(Records about charts and figures)
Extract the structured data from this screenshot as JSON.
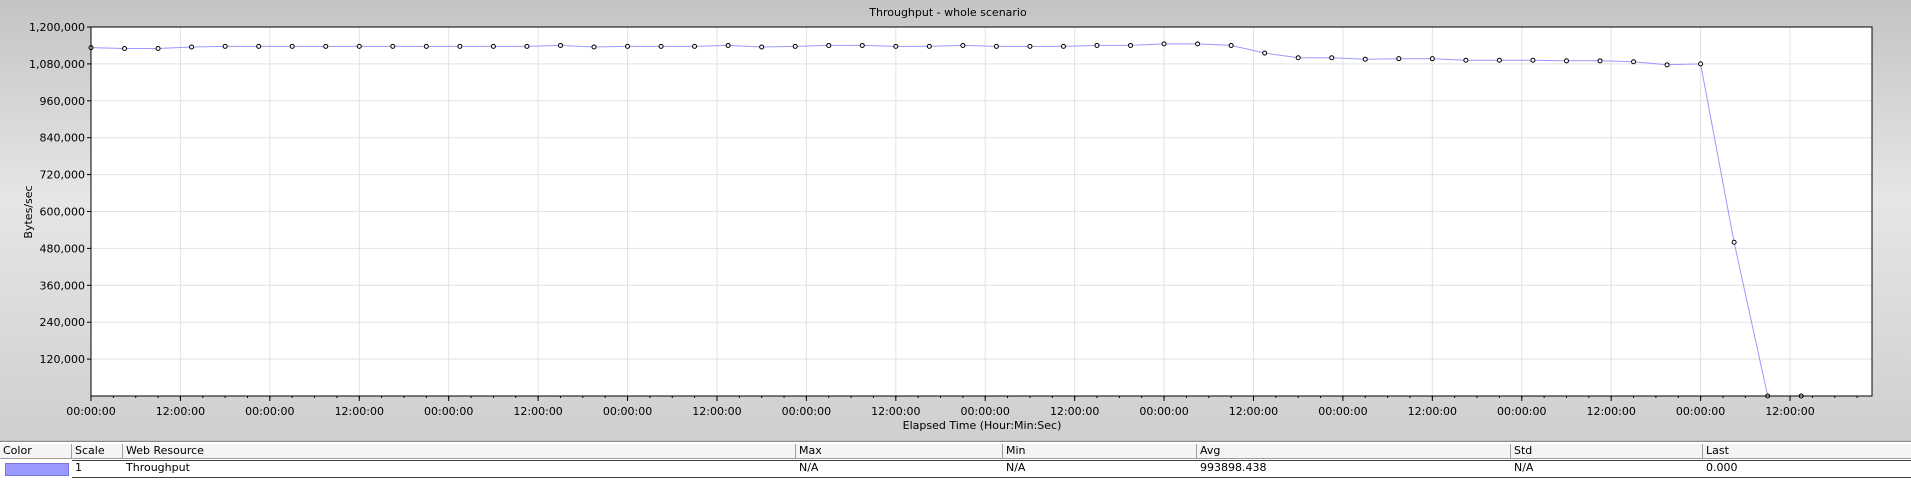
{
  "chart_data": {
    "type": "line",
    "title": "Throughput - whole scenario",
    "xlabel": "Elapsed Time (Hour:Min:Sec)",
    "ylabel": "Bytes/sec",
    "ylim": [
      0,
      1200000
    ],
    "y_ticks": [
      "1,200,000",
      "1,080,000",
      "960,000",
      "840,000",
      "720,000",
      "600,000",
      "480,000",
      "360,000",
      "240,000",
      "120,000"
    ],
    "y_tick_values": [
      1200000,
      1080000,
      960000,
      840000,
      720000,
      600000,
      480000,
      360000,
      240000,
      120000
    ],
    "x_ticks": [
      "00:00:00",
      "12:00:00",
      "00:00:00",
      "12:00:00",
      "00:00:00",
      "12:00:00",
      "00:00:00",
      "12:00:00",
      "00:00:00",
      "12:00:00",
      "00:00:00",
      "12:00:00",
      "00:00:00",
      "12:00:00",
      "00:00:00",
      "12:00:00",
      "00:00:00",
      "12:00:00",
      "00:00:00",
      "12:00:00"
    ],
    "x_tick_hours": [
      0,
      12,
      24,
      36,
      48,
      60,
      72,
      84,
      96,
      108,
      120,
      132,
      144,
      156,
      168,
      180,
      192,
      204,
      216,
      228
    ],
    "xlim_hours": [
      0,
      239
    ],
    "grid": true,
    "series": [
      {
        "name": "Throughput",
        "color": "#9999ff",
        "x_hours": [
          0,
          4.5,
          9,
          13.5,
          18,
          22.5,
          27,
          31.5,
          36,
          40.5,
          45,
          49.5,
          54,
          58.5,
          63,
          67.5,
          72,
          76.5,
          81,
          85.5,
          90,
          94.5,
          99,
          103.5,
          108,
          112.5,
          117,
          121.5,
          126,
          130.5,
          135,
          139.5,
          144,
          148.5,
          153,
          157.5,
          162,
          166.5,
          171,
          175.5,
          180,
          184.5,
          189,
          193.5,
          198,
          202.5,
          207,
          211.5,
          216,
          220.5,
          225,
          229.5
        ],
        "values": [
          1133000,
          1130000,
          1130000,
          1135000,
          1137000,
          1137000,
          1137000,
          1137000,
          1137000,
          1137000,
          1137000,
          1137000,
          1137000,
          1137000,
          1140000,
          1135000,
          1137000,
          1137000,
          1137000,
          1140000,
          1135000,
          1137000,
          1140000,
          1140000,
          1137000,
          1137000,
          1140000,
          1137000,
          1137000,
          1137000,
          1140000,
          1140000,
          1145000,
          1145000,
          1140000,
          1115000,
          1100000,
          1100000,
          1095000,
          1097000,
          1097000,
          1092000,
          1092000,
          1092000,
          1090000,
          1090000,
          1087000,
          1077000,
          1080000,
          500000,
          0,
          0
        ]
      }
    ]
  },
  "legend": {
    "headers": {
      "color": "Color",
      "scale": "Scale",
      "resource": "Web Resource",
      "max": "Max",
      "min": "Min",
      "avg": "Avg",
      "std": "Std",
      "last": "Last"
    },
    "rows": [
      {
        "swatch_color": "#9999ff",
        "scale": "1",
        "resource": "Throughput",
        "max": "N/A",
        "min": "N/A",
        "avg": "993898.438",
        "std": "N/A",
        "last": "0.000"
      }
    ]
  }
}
...
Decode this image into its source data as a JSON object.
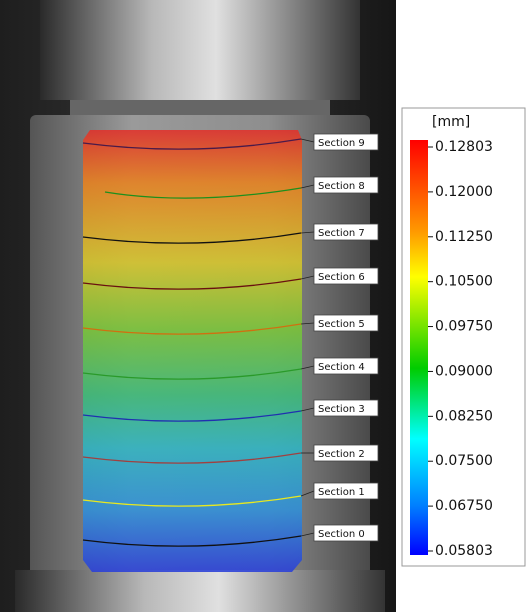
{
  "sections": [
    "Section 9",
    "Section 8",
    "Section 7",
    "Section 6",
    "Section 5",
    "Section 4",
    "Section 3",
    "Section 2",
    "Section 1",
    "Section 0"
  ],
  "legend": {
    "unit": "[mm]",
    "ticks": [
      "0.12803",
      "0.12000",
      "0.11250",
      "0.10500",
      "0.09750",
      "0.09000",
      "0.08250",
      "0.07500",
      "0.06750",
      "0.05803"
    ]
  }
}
* * *
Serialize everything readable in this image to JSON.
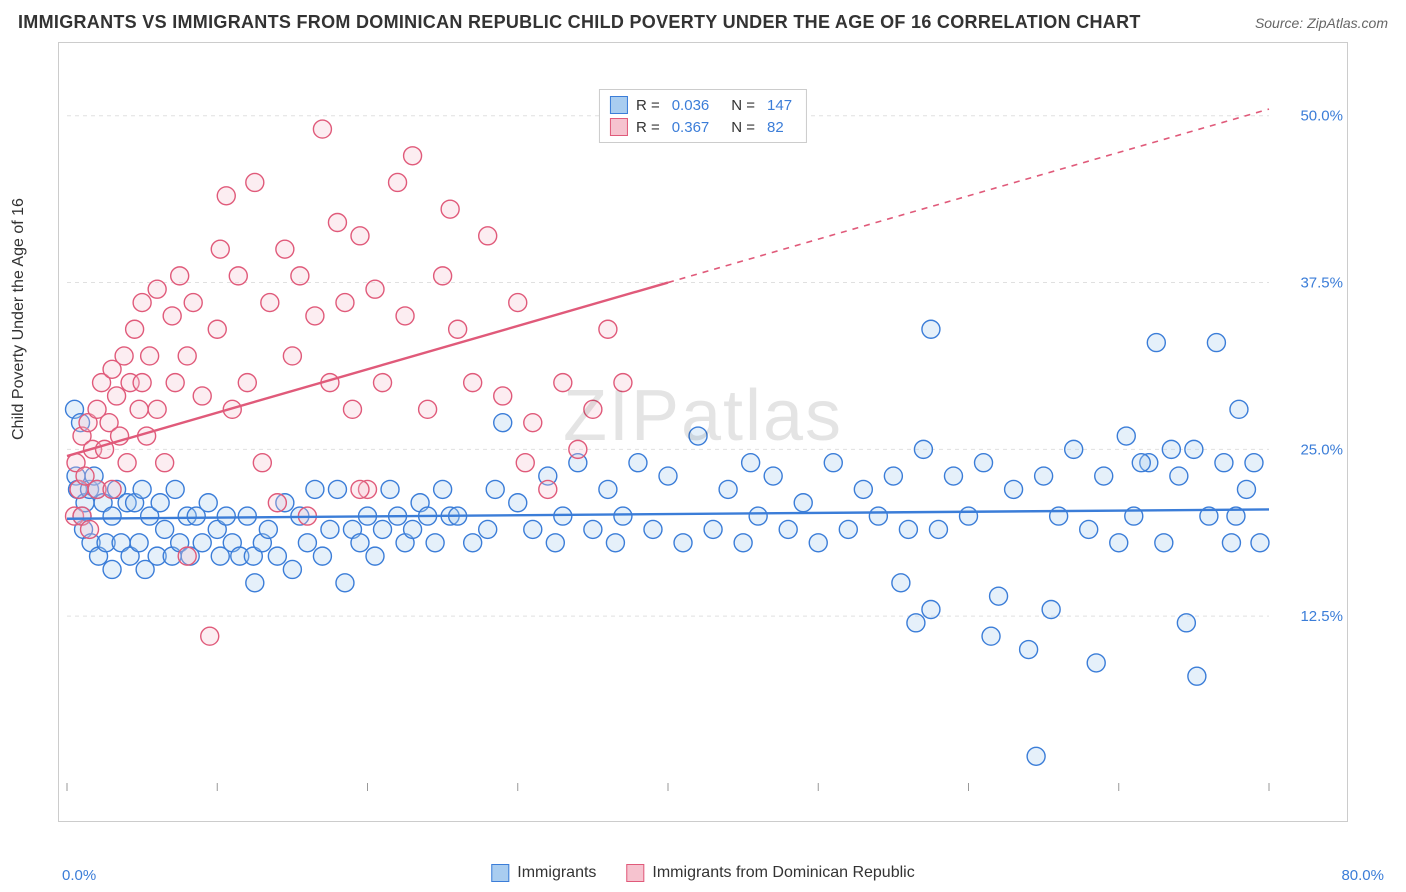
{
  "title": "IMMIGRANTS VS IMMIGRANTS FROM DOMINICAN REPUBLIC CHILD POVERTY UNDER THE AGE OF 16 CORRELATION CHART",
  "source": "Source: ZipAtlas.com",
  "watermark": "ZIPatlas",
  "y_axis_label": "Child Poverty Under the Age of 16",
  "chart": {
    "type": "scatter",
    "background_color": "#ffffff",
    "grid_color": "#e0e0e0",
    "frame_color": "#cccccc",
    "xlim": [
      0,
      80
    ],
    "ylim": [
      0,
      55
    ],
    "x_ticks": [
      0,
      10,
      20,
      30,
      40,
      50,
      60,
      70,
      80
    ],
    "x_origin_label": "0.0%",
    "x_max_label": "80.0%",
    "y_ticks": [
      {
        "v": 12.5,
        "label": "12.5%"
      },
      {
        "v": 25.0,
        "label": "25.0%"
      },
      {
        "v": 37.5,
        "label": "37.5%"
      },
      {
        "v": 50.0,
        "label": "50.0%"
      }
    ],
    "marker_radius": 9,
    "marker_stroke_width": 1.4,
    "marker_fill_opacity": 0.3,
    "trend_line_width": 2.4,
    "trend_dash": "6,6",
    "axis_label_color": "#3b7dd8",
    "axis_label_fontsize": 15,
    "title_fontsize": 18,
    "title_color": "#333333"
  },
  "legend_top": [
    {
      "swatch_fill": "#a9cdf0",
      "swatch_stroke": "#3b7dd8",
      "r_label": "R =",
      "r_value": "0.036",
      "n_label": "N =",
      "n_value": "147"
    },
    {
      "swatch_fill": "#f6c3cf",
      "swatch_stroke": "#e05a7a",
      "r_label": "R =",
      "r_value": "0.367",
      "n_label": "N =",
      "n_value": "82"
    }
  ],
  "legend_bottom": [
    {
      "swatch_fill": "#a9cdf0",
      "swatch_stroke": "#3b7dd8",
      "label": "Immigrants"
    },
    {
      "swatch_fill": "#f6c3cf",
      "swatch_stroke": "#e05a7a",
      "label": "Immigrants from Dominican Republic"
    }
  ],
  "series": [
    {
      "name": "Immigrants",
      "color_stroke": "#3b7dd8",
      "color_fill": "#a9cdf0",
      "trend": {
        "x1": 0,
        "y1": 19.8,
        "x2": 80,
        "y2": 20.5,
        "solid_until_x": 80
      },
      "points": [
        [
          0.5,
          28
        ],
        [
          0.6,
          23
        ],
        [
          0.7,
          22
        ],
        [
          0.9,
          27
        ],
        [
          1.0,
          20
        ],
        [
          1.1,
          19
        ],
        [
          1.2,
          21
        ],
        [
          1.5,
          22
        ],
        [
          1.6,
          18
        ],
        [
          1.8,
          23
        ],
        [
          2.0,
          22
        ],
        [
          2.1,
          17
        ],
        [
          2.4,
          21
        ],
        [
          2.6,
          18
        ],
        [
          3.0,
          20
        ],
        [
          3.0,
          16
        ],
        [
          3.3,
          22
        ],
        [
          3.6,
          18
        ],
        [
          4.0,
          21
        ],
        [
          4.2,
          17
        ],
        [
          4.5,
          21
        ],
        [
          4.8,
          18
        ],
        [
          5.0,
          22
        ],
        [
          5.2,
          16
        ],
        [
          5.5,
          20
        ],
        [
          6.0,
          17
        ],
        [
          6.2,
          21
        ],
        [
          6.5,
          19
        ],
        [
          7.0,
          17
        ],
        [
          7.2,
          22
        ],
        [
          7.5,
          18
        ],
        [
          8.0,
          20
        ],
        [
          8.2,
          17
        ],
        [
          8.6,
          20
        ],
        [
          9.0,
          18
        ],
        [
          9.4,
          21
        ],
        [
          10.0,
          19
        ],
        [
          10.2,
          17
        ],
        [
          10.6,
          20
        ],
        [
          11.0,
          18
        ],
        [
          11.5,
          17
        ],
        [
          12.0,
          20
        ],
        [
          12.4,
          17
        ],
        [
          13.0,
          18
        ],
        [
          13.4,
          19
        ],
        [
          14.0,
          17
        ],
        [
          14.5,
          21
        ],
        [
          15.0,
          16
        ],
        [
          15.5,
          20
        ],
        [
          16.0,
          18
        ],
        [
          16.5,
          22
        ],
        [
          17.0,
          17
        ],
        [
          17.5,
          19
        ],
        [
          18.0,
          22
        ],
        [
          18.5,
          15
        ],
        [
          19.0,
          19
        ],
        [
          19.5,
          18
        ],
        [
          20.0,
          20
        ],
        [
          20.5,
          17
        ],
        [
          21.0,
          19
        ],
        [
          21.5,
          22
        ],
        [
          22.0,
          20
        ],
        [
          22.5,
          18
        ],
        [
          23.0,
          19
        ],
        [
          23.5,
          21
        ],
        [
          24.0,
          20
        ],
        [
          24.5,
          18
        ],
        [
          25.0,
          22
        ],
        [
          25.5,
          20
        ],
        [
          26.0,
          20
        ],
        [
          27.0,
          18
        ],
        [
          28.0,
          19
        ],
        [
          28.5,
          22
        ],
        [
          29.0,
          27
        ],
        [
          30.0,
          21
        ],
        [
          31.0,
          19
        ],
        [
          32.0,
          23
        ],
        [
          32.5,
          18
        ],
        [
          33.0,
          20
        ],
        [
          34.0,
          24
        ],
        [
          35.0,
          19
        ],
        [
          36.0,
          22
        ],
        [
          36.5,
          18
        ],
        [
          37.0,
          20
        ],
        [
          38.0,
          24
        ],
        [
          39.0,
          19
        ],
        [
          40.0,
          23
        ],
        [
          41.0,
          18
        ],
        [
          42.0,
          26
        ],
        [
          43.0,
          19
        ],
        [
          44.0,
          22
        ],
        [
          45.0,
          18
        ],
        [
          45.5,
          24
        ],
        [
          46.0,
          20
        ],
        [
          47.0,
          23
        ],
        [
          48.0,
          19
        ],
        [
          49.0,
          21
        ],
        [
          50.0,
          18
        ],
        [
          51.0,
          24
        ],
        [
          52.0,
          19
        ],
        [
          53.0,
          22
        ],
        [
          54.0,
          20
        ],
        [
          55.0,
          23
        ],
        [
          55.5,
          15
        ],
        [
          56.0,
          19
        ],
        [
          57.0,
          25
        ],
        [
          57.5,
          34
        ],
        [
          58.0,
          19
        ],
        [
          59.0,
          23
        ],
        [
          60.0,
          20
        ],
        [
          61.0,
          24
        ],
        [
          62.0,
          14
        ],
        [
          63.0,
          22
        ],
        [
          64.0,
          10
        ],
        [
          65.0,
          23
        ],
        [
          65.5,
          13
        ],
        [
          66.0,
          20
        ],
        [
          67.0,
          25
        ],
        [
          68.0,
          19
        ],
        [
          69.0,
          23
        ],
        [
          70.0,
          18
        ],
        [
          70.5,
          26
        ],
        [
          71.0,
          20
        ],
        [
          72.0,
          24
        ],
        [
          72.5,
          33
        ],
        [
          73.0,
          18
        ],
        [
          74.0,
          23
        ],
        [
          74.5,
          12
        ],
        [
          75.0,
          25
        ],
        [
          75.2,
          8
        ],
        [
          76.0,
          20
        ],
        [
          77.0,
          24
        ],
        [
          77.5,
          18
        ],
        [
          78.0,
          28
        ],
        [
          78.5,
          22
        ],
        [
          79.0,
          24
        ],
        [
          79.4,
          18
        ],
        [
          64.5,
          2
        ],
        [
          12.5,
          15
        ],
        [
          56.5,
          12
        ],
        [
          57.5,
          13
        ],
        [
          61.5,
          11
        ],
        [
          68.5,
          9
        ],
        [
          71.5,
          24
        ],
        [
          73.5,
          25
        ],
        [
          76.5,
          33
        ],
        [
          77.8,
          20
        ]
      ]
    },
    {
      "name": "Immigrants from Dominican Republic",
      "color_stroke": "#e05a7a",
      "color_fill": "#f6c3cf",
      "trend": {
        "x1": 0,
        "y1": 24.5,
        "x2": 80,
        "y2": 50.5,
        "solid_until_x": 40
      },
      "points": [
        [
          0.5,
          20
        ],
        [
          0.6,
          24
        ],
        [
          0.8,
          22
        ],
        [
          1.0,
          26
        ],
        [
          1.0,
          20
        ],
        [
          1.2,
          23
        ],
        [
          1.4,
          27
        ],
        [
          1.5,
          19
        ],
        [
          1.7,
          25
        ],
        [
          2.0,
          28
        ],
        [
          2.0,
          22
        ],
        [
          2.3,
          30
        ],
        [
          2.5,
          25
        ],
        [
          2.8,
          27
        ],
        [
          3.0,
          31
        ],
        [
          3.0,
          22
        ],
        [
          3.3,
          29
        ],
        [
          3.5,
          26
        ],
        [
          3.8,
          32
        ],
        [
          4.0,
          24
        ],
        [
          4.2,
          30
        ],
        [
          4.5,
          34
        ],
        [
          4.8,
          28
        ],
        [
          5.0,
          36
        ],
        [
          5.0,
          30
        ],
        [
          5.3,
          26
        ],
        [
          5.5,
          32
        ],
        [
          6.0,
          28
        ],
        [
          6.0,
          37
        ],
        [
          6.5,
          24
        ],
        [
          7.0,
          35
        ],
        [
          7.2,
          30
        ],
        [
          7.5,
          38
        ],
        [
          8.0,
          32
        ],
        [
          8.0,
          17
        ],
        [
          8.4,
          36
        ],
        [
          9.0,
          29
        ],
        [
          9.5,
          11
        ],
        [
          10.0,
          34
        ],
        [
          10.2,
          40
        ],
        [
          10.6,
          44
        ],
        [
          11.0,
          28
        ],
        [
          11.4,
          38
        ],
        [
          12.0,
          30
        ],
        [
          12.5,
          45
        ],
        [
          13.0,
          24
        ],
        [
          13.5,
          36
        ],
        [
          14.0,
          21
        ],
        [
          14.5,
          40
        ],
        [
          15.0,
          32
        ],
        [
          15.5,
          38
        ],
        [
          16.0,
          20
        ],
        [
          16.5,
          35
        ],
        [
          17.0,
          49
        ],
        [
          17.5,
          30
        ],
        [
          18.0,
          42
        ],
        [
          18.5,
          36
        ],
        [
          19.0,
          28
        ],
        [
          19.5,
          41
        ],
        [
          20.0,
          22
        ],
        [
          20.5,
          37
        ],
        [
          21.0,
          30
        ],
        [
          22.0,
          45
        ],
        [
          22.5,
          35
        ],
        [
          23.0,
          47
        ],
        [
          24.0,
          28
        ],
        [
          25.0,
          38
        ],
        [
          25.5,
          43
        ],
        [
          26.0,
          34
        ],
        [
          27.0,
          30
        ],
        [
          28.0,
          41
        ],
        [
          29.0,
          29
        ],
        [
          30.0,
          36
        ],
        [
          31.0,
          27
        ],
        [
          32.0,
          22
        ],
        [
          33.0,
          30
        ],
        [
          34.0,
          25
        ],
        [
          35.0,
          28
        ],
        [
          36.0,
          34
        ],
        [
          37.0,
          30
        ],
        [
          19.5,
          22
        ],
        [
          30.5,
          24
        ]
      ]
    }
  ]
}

▸ What is asked:
Give the count of lines in the records that contain "Throughput", and no other text.

▸ Worked solution:
3